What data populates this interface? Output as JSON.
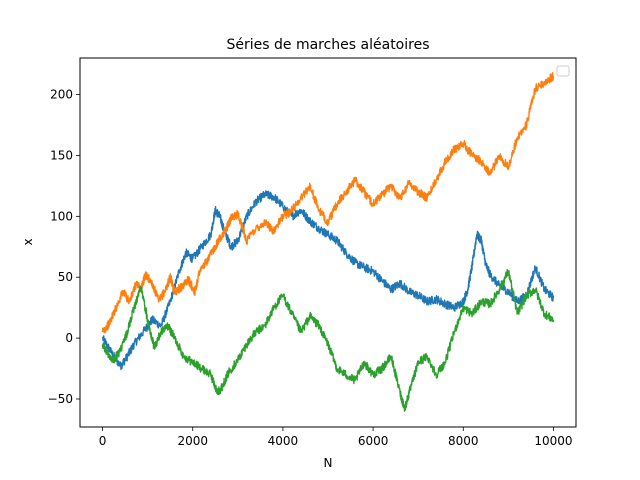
{
  "chart_data": {
    "type": "line",
    "title": "Séries de marches aléatoires",
    "xlabel": "N",
    "ylabel": "x",
    "xlim": [
      -500,
      10500
    ],
    "ylim": [
      -73,
      230
    ],
    "x_ticks": [
      0,
      2000,
      4000,
      6000,
      8000,
      10000
    ],
    "x_tick_labels": [
      "0",
      "2000",
      "4000",
      "6000",
      "8000",
      "10000"
    ],
    "y_ticks": [
      -50,
      0,
      50,
      100,
      150,
      200
    ],
    "y_tick_labels": [
      "−50",
      "0",
      "50",
      "100",
      "150",
      "200"
    ],
    "grid": false,
    "legend": {
      "placement": "top-right",
      "entries": []
    },
    "series": [
      {
        "color": "#1f77b4",
        "x": [
          0,
          200,
          400,
          550,
          700,
          900,
          1100,
          1300,
          1500,
          1700,
          1850,
          2000,
          2200,
          2400,
          2500,
          2600,
          2700,
          2850,
          3000,
          3200,
          3400,
          3600,
          3800,
          4000,
          4200,
          4400,
          4600,
          4800,
          5000,
          5200,
          5400,
          5600,
          5800,
          6000,
          6200,
          6400,
          6600,
          6800,
          7000,
          7200,
          7400,
          7600,
          7800,
          8000,
          8100,
          8200,
          8300,
          8400,
          8500,
          8600,
          8800,
          9000,
          9200,
          9400,
          9600,
          9800,
          10000
        ],
        "y": [
          0,
          -12,
          -23,
          -15,
          -5,
          5,
          15,
          10,
          30,
          55,
          70,
          65,
          75,
          85,
          105,
          100,
          88,
          75,
          80,
          100,
          112,
          118,
          116,
          108,
          100,
          105,
          96,
          90,
          85,
          80,
          70,
          62,
          58,
          55,
          47,
          40,
          45,
          38,
          35,
          30,
          32,
          28,
          25,
          30,
          40,
          60,
          85,
          80,
          60,
          52,
          43,
          38,
          30,
          35,
          58,
          40,
          33
        ]
      },
      {
        "color": "#ff7f0e",
        "x": [
          0,
          150,
          300,
          450,
          600,
          750,
          850,
          950,
          1100,
          1250,
          1400,
          1500,
          1600,
          1750,
          1900,
          2050,
          2150,
          2300,
          2450,
          2600,
          2750,
          2850,
          3000,
          3200,
          3400,
          3600,
          3800,
          4000,
          4200,
          4400,
          4600,
          4800,
          5000,
          5200,
          5400,
          5600,
          5800,
          6000,
          6200,
          6400,
          6600,
          6800,
          7000,
          7200,
          7400,
          7600,
          7800,
          8000,
          8200,
          8400,
          8600,
          8800,
          9000,
          9200,
          9400,
          9600,
          9800,
          10000
        ],
        "y": [
          5,
          12,
          25,
          38,
          30,
          45,
          40,
          52,
          45,
          30,
          40,
          50,
          38,
          42,
          48,
          38,
          55,
          62,
          72,
          82,
          90,
          98,
          102,
          80,
          90,
          95,
          88,
          100,
          105,
          115,
          125,
          105,
          95,
          110,
          120,
          130,
          120,
          110,
          118,
          125,
          115,
          128,
          120,
          115,
          130,
          145,
          155,
          160,
          150,
          145,
          135,
          150,
          140,
          165,
          175,
          205,
          210,
          215
        ]
      },
      {
        "color": "#2ca02c",
        "x": [
          0,
          100,
          250,
          400,
          550,
          700,
          850,
          1000,
          1150,
          1300,
          1450,
          1600,
          1800,
          2000,
          2200,
          2400,
          2550,
          2650,
          2800,
          3000,
          3200,
          3400,
          3600,
          3800,
          4000,
          4200,
          4400,
          4600,
          4800,
          5000,
          5200,
          5400,
          5600,
          5800,
          6000,
          6200,
          6400,
          6600,
          6700,
          6800,
          7000,
          7200,
          7400,
          7600,
          7800,
          8000,
          8200,
          8400,
          8600,
          8800,
          9000,
          9200,
          9400,
          9600,
          9800,
          10000
        ],
        "y": [
          -5,
          -12,
          -18,
          -10,
          5,
          25,
          42,
          15,
          -8,
          5,
          10,
          0,
          -15,
          -20,
          -25,
          -30,
          -45,
          -40,
          -28,
          -18,
          -5,
          5,
          10,
          25,
          35,
          20,
          5,
          18,
          10,
          -5,
          -25,
          -30,
          -35,
          -20,
          -30,
          -25,
          -15,
          -45,
          -58,
          -45,
          -20,
          -15,
          -30,
          -20,
          5,
          25,
          20,
          30,
          28,
          40,
          55,
          20,
          35,
          40,
          20,
          15
        ]
      }
    ]
  }
}
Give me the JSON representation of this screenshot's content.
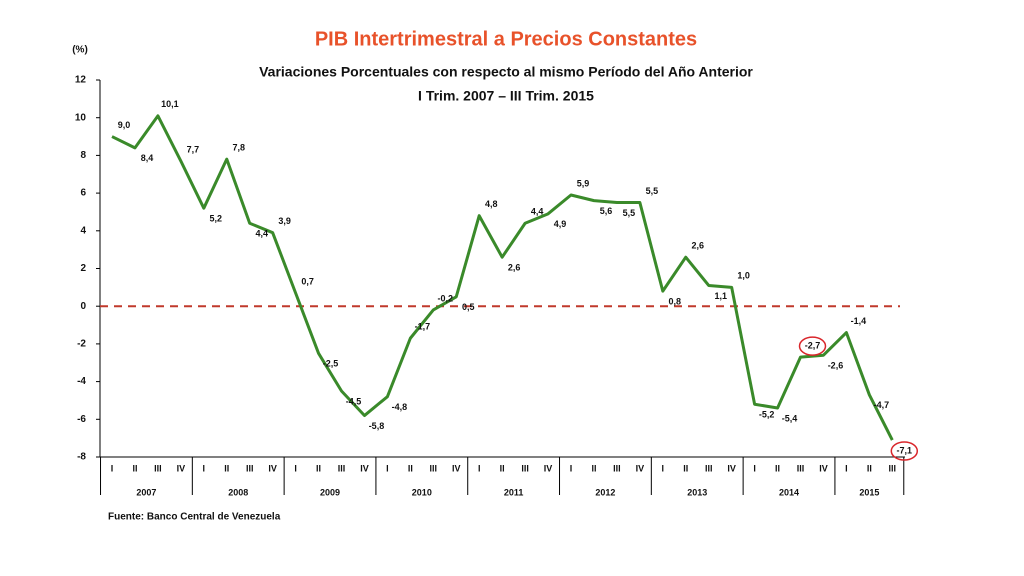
{
  "chart_data": {
    "type": "line",
    "title": "PIB Intertrimestral a Precios Constantes",
    "subtitle": "Variaciones Porcentuales con respecto al mismo Período del Año Anterior",
    "subtitle2": "I Trim. 2007 – III Trim. 2015",
    "y_label": "(%)",
    "source": "Fuente: Banco Central de Venezuela",
    "categories": [
      "I",
      "II",
      "III",
      "IV",
      "I",
      "II",
      "III",
      "IV",
      "I",
      "II",
      "III",
      "IV",
      "I",
      "II",
      "III",
      "IV",
      "I",
      "II",
      "III",
      "IV",
      "I",
      "II",
      "III",
      "IV",
      "I",
      "II",
      "III",
      "IV",
      "I",
      "II",
      "III",
      "IV",
      "I",
      "II",
      "III"
    ],
    "years": [
      "2007",
      "2008",
      "2009",
      "2010",
      "2011",
      "2012",
      "2013",
      "2014",
      "2015"
    ],
    "series": [
      {
        "name": "PIB",
        "color": "#3a8a2a",
        "values": [
          9.0,
          8.4,
          10.1,
          7.7,
          5.2,
          7.8,
          4.4,
          3.9,
          0.7,
          -2.5,
          -4.5,
          -5.8,
          -4.8,
          -1.7,
          -0.2,
          0.5,
          4.8,
          2.6,
          4.4,
          4.9,
          5.9,
          5.6,
          5.5,
          5.5,
          0.8,
          2.6,
          1.1,
          1.0,
          -5.2,
          -5.4,
          -2.7,
          -2.6,
          -1.4,
          -4.7,
          -7.1
        ],
        "value_labels": [
          "9,0",
          "8,4",
          "10,1",
          "7,7",
          "5,2",
          "7,8",
          "4,4",
          "3,9",
          "0,7",
          "-2,5",
          "-4,5",
          "-5,8",
          "-4,8",
          "-1,7",
          "-0,2",
          "0,5",
          "4,8",
          "2,6",
          "4,4",
          "4,9",
          "5,9",
          "5,6",
          "5,5",
          "5,5",
          "0,8",
          "2,6",
          "1,1",
          "1,0",
          "-5,2",
          "-5,4",
          "-2,7",
          "-2,6",
          "-1,4",
          "-4,7",
          "-7,1"
        ]
      }
    ],
    "ylim": [
      -8,
      12
    ],
    "yticks": [
      -8,
      -6,
      -4,
      -2,
      0,
      2,
      4,
      6,
      8,
      10,
      12
    ],
    "reference_line": 0,
    "reference_color": "#c0392b",
    "highlighted_points": [
      30,
      34
    ],
    "highlight_color": "#d9262b",
    "title_color": "#e8522a"
  }
}
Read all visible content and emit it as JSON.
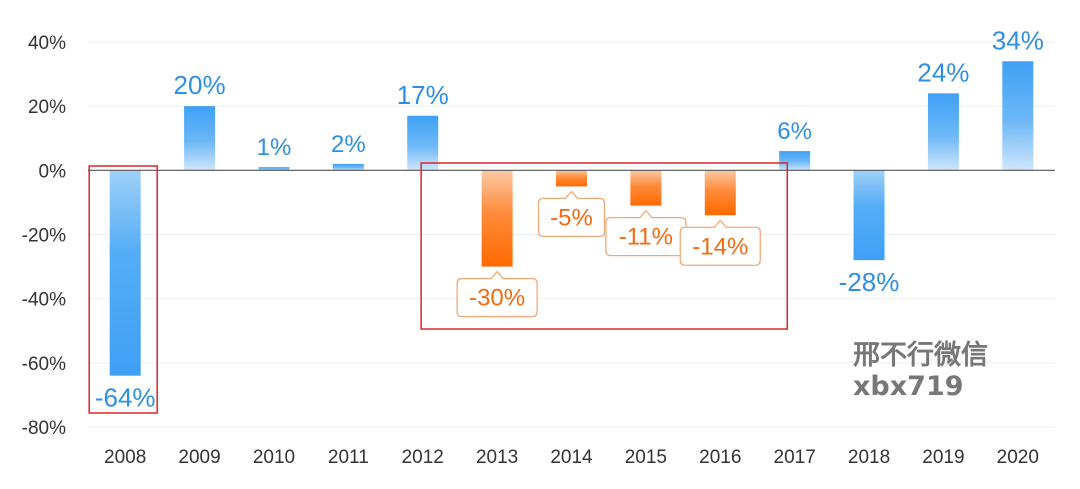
{
  "chart_data": {
    "type": "bar",
    "categories": [
      "2008",
      "2009",
      "2010",
      "2011",
      "2012",
      "2013",
      "2014",
      "2015",
      "2016",
      "2017",
      "2018",
      "2019",
      "2020"
    ],
    "values": [
      -64,
      20,
      1,
      2,
      17,
      -30,
      -5,
      -11,
      -14,
      6,
      -28,
      24,
      34
    ],
    "data_labels": [
      "-64%",
      "20%",
      "1%",
      "2%",
      "17%",
      "-30%",
      "-5%",
      "-11%",
      "-14%",
      "6%",
      "-28%",
      "24%",
      "34%"
    ],
    "yticks": [
      40,
      20,
      0,
      -20,
      -40,
      -60,
      -80
    ],
    "ytick_labels": [
      "40%",
      "20%",
      "0%",
      "-20%",
      "-40%",
      "-60%",
      "-80%"
    ],
    "ylim": [
      -80,
      40
    ],
    "grid": true,
    "legend": "none",
    "highlighted_categories": [
      "2013",
      "2014",
      "2015",
      "2016"
    ],
    "highlight_boxes": [
      [
        "2008",
        "2008"
      ],
      [
        "2013",
        "2016"
      ]
    ],
    "colors": {
      "bar": "#3fa0f5",
      "bar_light": "#b9dcf9",
      "highlight_bar": "#ff6a00",
      "highlight_bar_light": "#fbc9a4",
      "label_blue": "#2e8fe6",
      "label_orange": "#f26b12",
      "box": "#d9262b",
      "zero_line": "#555555",
      "grid": "#eeeeee",
      "tick_text": "#333333"
    }
  },
  "watermark": {
    "line1": "邢不行微信",
    "line2": "xbx719"
  }
}
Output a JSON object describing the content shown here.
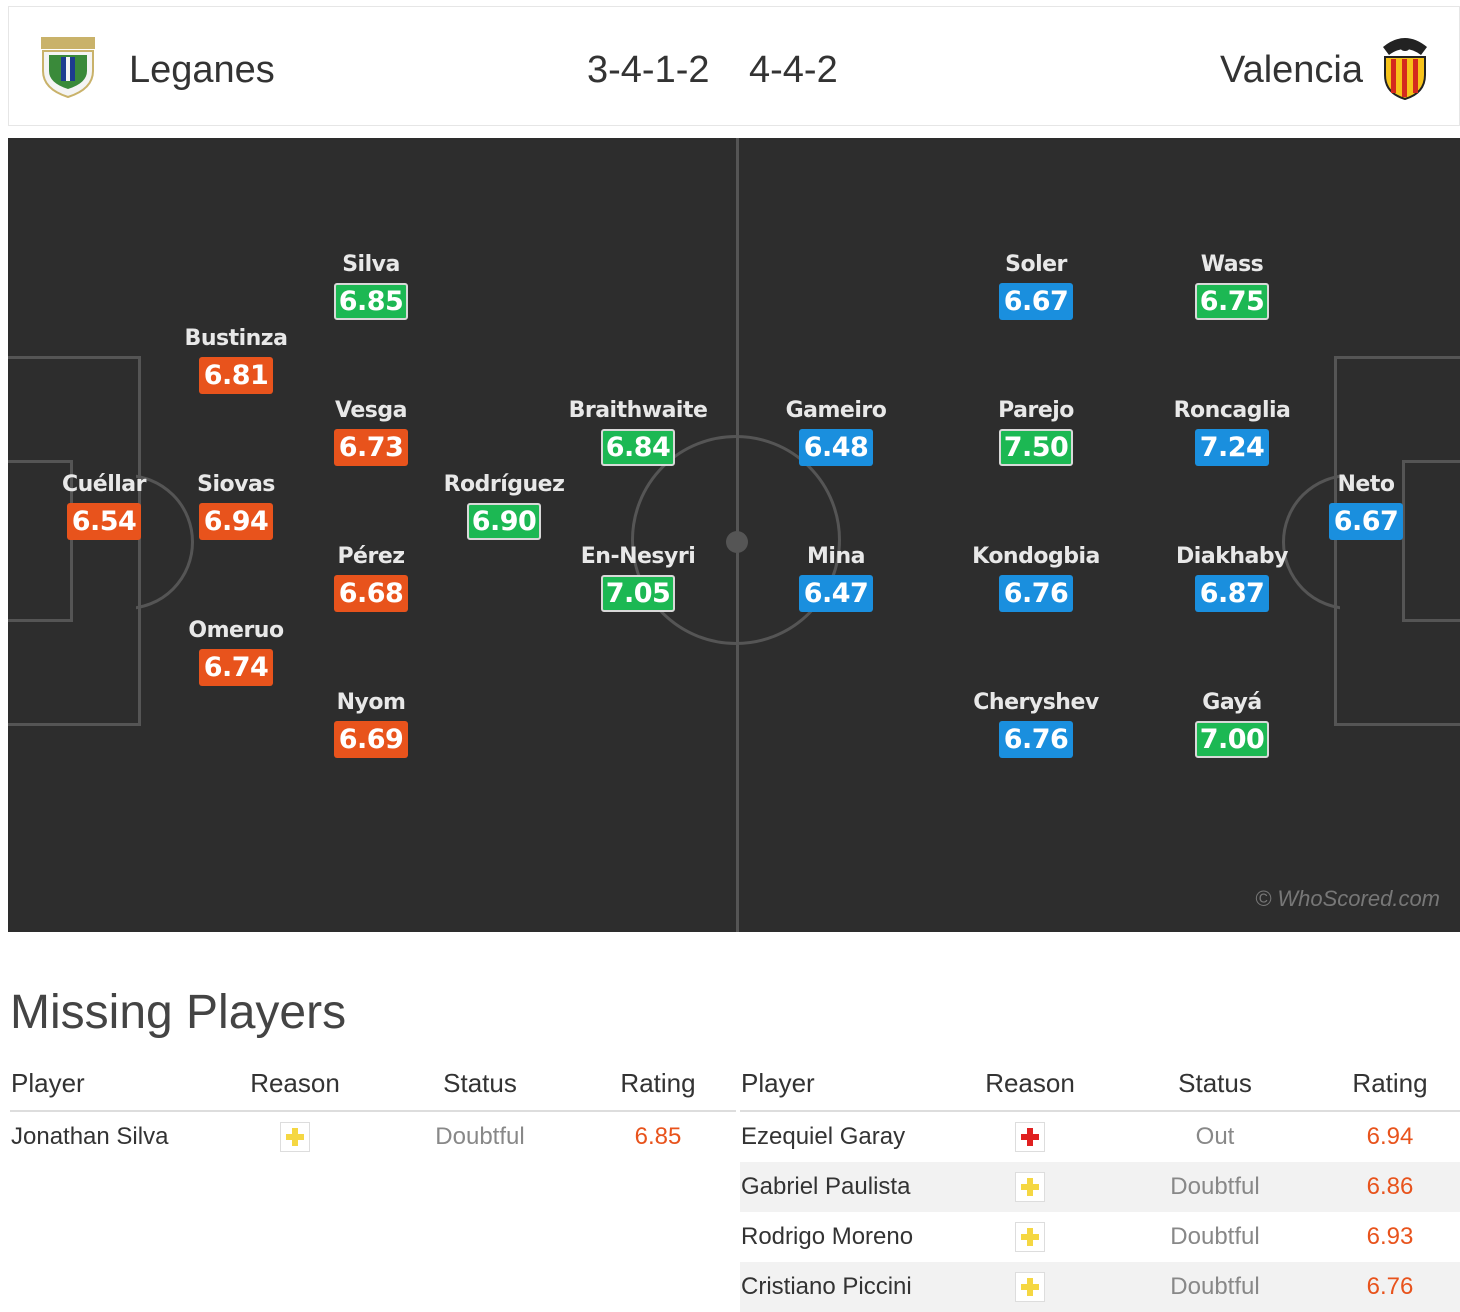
{
  "header": {
    "home_team": "Leganes",
    "away_team": "Valencia",
    "home_formation": "3-4-1-2",
    "away_formation": "4-4-2"
  },
  "colors": {
    "orange": "#e8531c",
    "green": "#1cb853",
    "blue": "#1a8fde",
    "pitch": "#2d2d2d"
  },
  "home_players": [
    {
      "name": "Cuéllar",
      "rating": "6.54",
      "color": "orange"
    },
    {
      "name": "Bustinza",
      "rating": "6.81",
      "color": "orange"
    },
    {
      "name": "Siovas",
      "rating": "6.94",
      "color": "orange"
    },
    {
      "name": "Omeruo",
      "rating": "6.74",
      "color": "orange"
    },
    {
      "name": "Silva",
      "rating": "6.85",
      "color": "green"
    },
    {
      "name": "Vesga",
      "rating": "6.73",
      "color": "orange"
    },
    {
      "name": "Pérez",
      "rating": "6.68",
      "color": "orange"
    },
    {
      "name": "Nyom",
      "rating": "6.69",
      "color": "orange"
    },
    {
      "name": "Rodríguez",
      "rating": "6.90",
      "color": "green"
    },
    {
      "name": "Braithwaite",
      "rating": "6.84",
      "color": "green"
    },
    {
      "name": "En-Nesyri",
      "rating": "7.05",
      "color": "green"
    }
  ],
  "away_players": [
    {
      "name": "Gameiro",
      "rating": "6.48",
      "color": "blue"
    },
    {
      "name": "Mina",
      "rating": "6.47",
      "color": "blue"
    },
    {
      "name": "Soler",
      "rating": "6.67",
      "color": "blue"
    },
    {
      "name": "Parejo",
      "rating": "7.50",
      "color": "green"
    },
    {
      "name": "Kondogbia",
      "rating": "6.76",
      "color": "blue"
    },
    {
      "name": "Cheryshev",
      "rating": "6.76",
      "color": "blue"
    },
    {
      "name": "Wass",
      "rating": "6.75",
      "color": "green"
    },
    {
      "name": "Roncaglia",
      "rating": "7.24",
      "color": "blue"
    },
    {
      "name": "Diakhaby",
      "rating": "6.87",
      "color": "blue"
    },
    {
      "name": "Gayá",
      "rating": "7.00",
      "color": "green"
    },
    {
      "name": "Neto",
      "rating": "6.67",
      "color": "blue"
    }
  ],
  "watermark": "© WhoScored.com",
  "missing": {
    "title": "Missing Players",
    "columns": [
      "Player",
      "Reason",
      "Status",
      "Rating"
    ],
    "home": [
      {
        "player": "Jonathan Silva",
        "reason": "doubtful-icon",
        "status": "Doubtful",
        "rating": "6.85"
      }
    ],
    "away": [
      {
        "player": "Ezequiel Garay",
        "reason": "injury-icon",
        "status": "Out",
        "rating": "6.94"
      },
      {
        "player": "Gabriel Paulista",
        "reason": "doubtful-icon",
        "status": "Doubtful",
        "rating": "6.86"
      },
      {
        "player": "Rodrigo Moreno",
        "reason": "doubtful-icon",
        "status": "Doubtful",
        "rating": "6.93"
      },
      {
        "player": "Cristiano Piccini",
        "reason": "doubtful-icon",
        "status": "Doubtful",
        "rating": "6.76"
      }
    ]
  }
}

• • • • • • •

#### Task prompt:
Determine how many of the lines above hold the word "this", and output that number by itself.

#### Result:
2